What is needed
Which lines in the material below contain the word "Great"? Copy each of them.
━━ Input data ━━
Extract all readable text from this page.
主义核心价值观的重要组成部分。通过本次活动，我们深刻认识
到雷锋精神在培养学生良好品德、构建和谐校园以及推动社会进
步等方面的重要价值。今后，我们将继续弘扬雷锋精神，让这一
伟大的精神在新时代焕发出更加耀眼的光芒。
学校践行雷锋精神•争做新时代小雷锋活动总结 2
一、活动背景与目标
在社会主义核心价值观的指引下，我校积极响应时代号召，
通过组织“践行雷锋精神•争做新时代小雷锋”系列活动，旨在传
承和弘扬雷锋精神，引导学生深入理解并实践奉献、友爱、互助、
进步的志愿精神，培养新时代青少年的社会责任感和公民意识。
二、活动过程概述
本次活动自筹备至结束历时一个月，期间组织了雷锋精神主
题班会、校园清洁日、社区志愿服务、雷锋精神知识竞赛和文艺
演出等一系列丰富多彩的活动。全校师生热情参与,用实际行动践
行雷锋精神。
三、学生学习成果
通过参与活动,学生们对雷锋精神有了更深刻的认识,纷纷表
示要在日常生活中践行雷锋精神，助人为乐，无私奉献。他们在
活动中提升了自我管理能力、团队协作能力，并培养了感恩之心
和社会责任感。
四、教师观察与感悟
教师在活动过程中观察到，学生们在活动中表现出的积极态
━━━
━━ Input data ━━
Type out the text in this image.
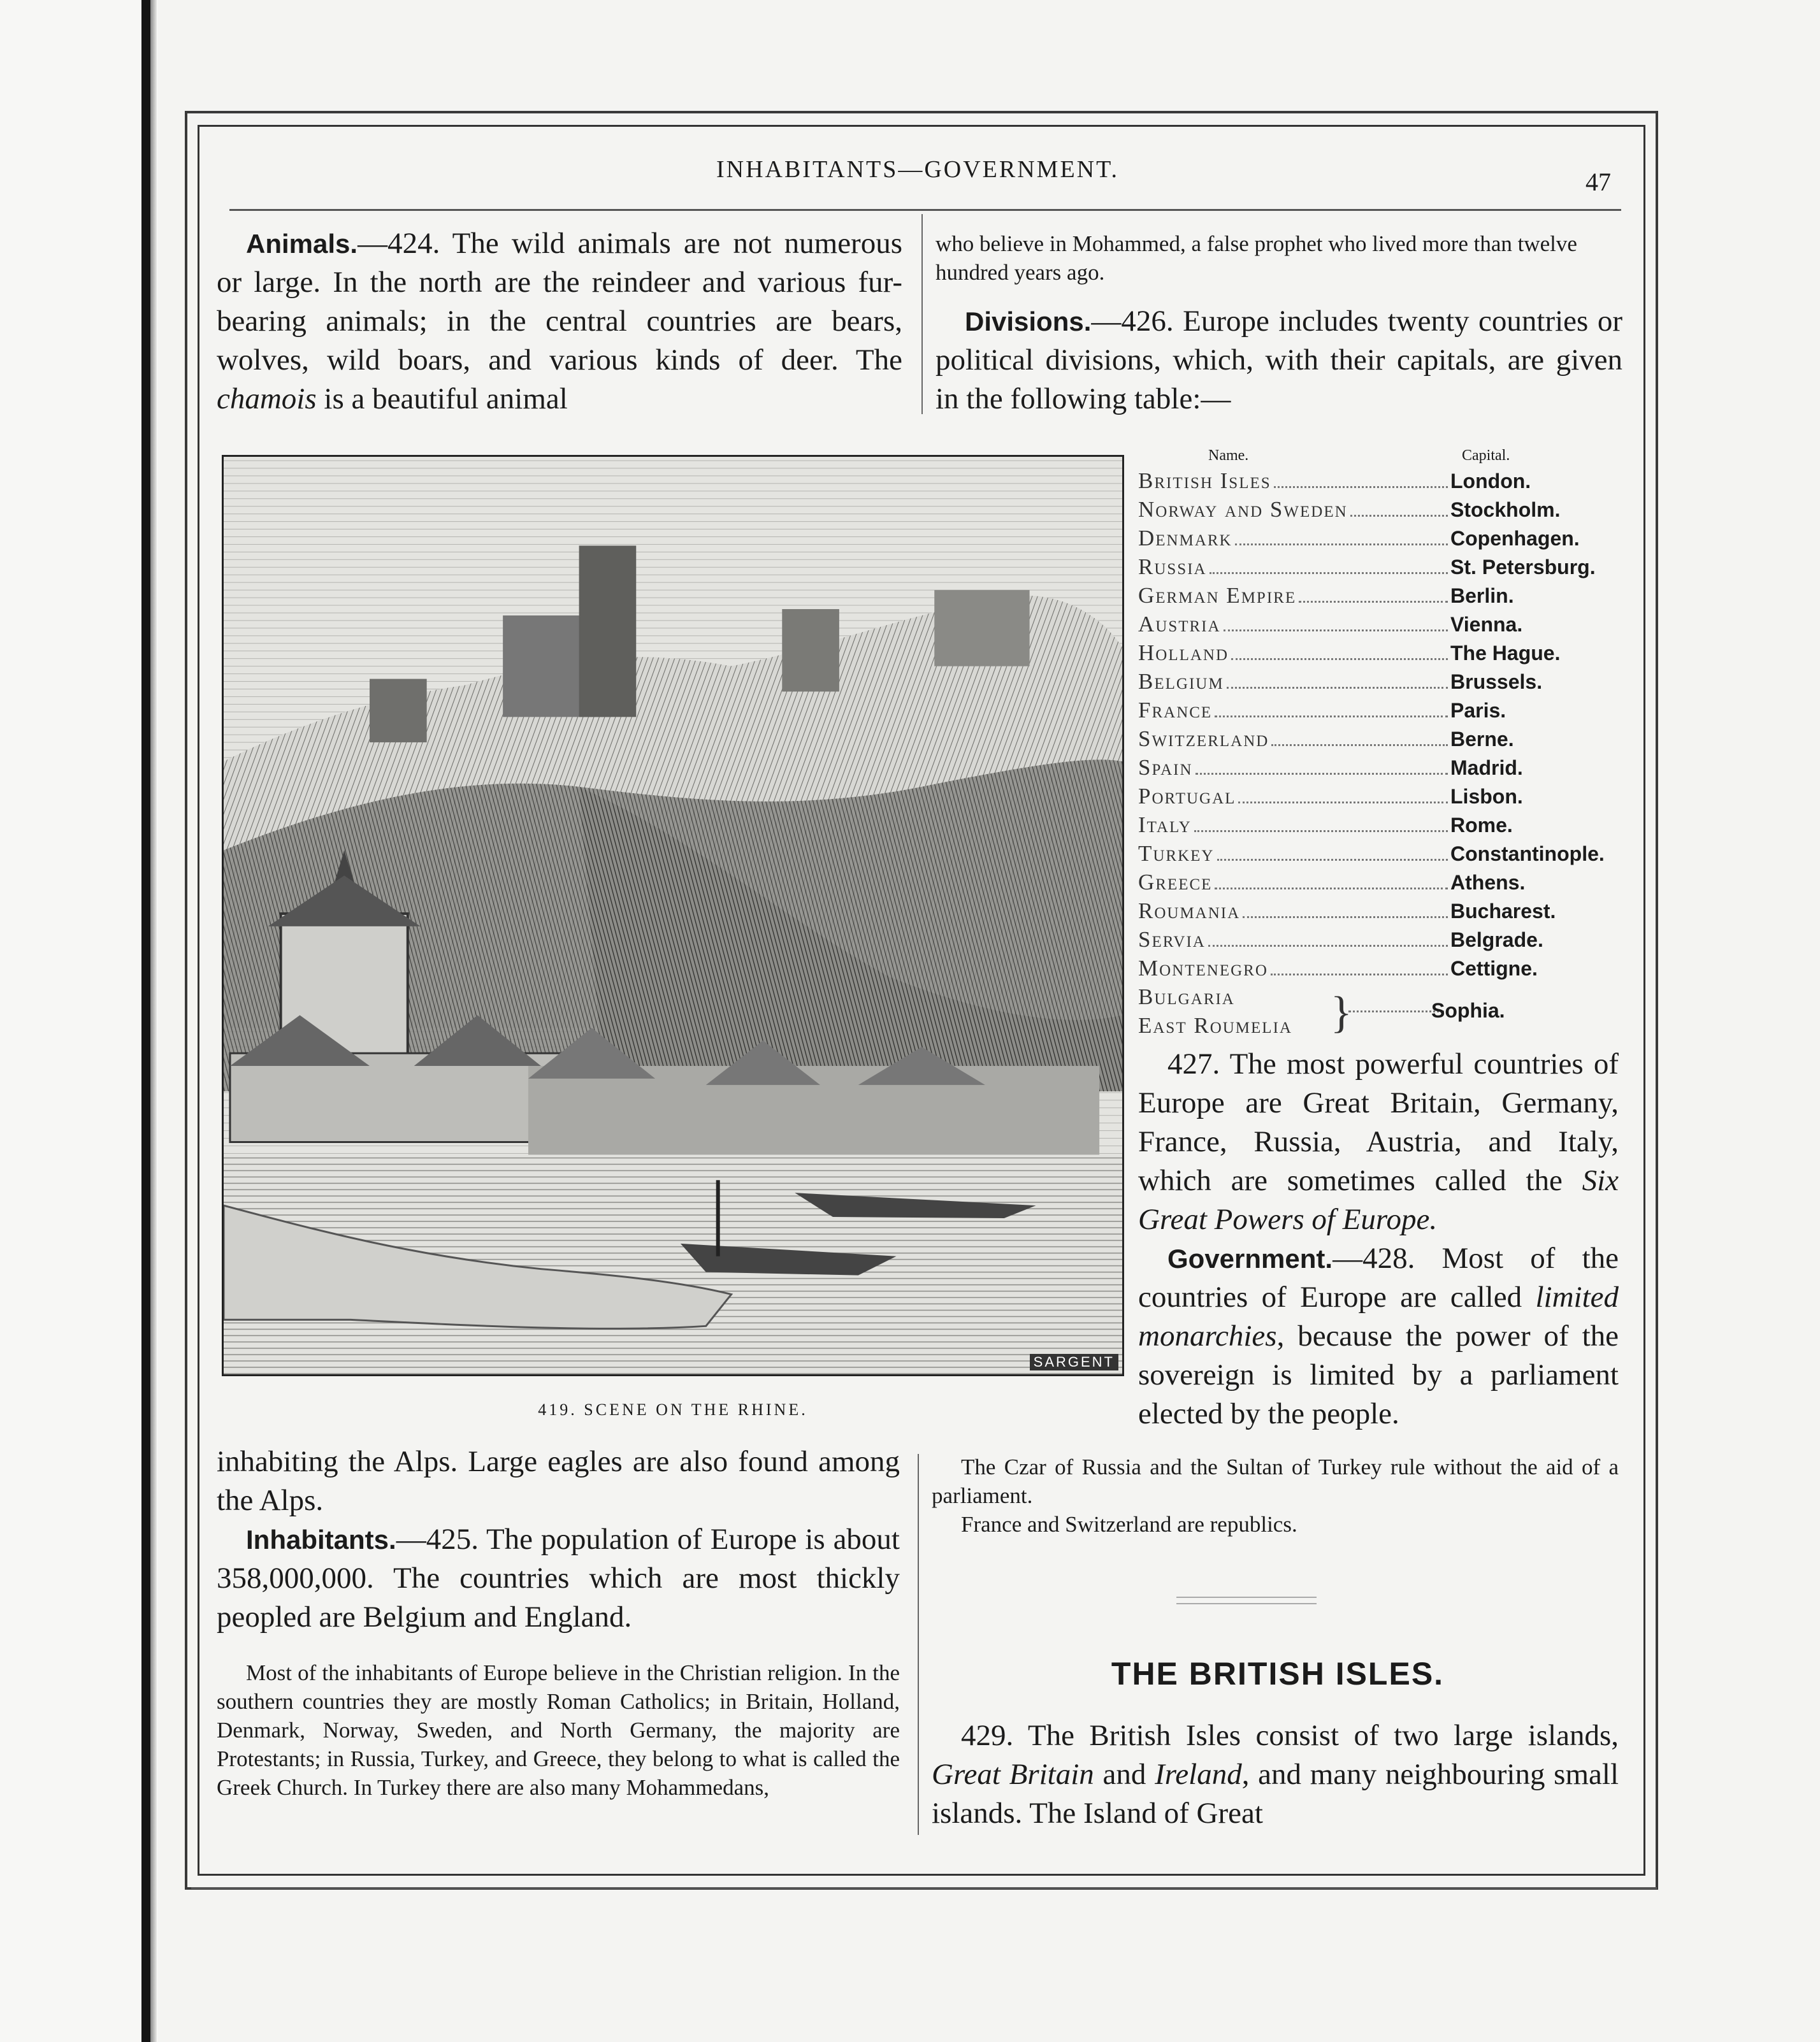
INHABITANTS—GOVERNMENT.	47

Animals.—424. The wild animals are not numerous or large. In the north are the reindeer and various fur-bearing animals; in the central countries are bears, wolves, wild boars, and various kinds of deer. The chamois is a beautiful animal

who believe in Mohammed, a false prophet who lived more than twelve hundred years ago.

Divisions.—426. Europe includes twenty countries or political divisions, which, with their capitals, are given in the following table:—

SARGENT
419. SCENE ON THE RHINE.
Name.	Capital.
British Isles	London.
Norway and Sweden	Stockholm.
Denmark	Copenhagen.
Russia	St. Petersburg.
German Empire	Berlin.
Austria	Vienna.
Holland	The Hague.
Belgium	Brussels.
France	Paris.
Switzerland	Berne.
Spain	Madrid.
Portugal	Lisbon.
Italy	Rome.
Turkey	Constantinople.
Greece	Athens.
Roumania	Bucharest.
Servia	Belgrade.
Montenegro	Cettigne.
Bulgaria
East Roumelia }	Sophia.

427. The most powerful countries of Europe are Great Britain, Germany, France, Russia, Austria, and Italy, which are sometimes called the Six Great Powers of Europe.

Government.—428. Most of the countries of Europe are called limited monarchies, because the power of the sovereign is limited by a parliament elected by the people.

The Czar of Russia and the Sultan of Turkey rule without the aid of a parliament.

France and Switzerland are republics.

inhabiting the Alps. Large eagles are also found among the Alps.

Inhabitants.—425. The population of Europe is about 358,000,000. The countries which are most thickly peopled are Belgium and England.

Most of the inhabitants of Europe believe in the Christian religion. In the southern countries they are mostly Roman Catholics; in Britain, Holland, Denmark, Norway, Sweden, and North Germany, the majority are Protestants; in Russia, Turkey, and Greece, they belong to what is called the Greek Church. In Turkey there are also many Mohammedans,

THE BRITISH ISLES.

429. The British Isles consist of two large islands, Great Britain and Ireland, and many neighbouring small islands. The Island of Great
━━━
━━ Input data ━━
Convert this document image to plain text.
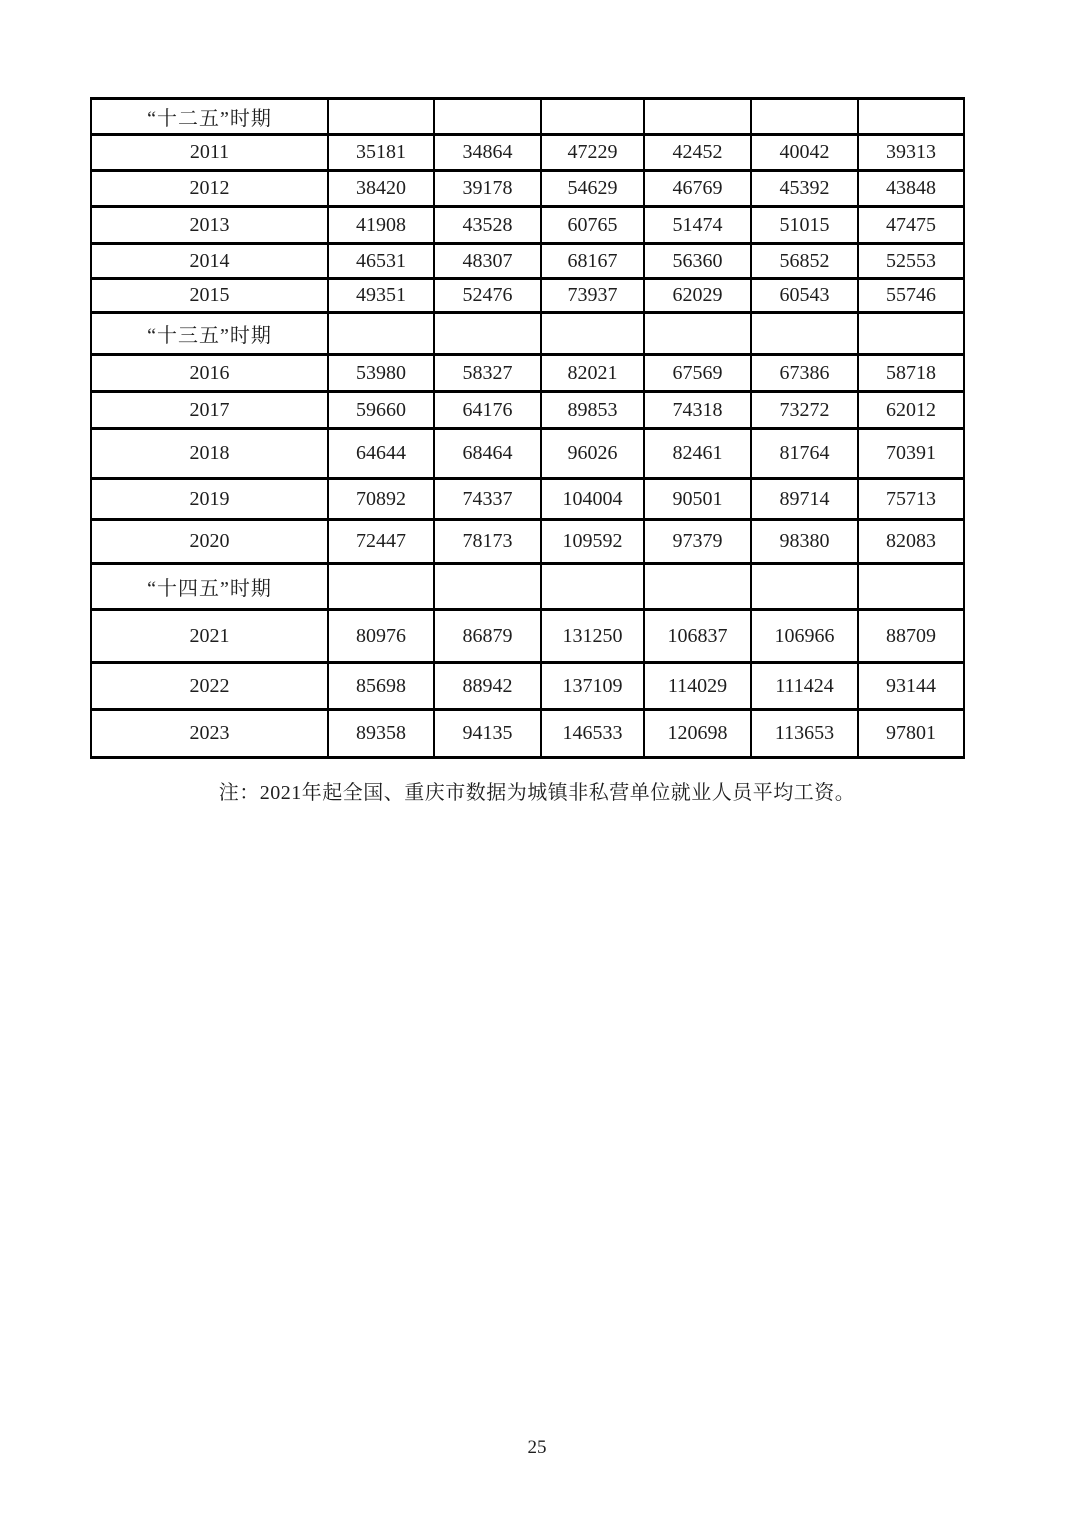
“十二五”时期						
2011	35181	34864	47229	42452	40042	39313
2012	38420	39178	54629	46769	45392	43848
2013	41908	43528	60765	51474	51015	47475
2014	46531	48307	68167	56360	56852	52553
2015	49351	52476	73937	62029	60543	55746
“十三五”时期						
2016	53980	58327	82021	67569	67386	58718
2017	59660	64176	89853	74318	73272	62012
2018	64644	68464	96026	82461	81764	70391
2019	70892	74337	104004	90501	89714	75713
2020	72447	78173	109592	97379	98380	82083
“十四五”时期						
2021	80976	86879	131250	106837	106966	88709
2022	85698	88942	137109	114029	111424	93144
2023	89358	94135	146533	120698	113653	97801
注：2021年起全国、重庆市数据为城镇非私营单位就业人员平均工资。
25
━━━
Task output
427. The most powerful countries of Europe are Great Britain, Germany, France, Russia, Austria, and Italy, which are sometimes called the Six Great Powers of Europe.
429. The British Isles consist of two large islands, Great Britain and Ireland, and many neighbouring small islands. The Island of Great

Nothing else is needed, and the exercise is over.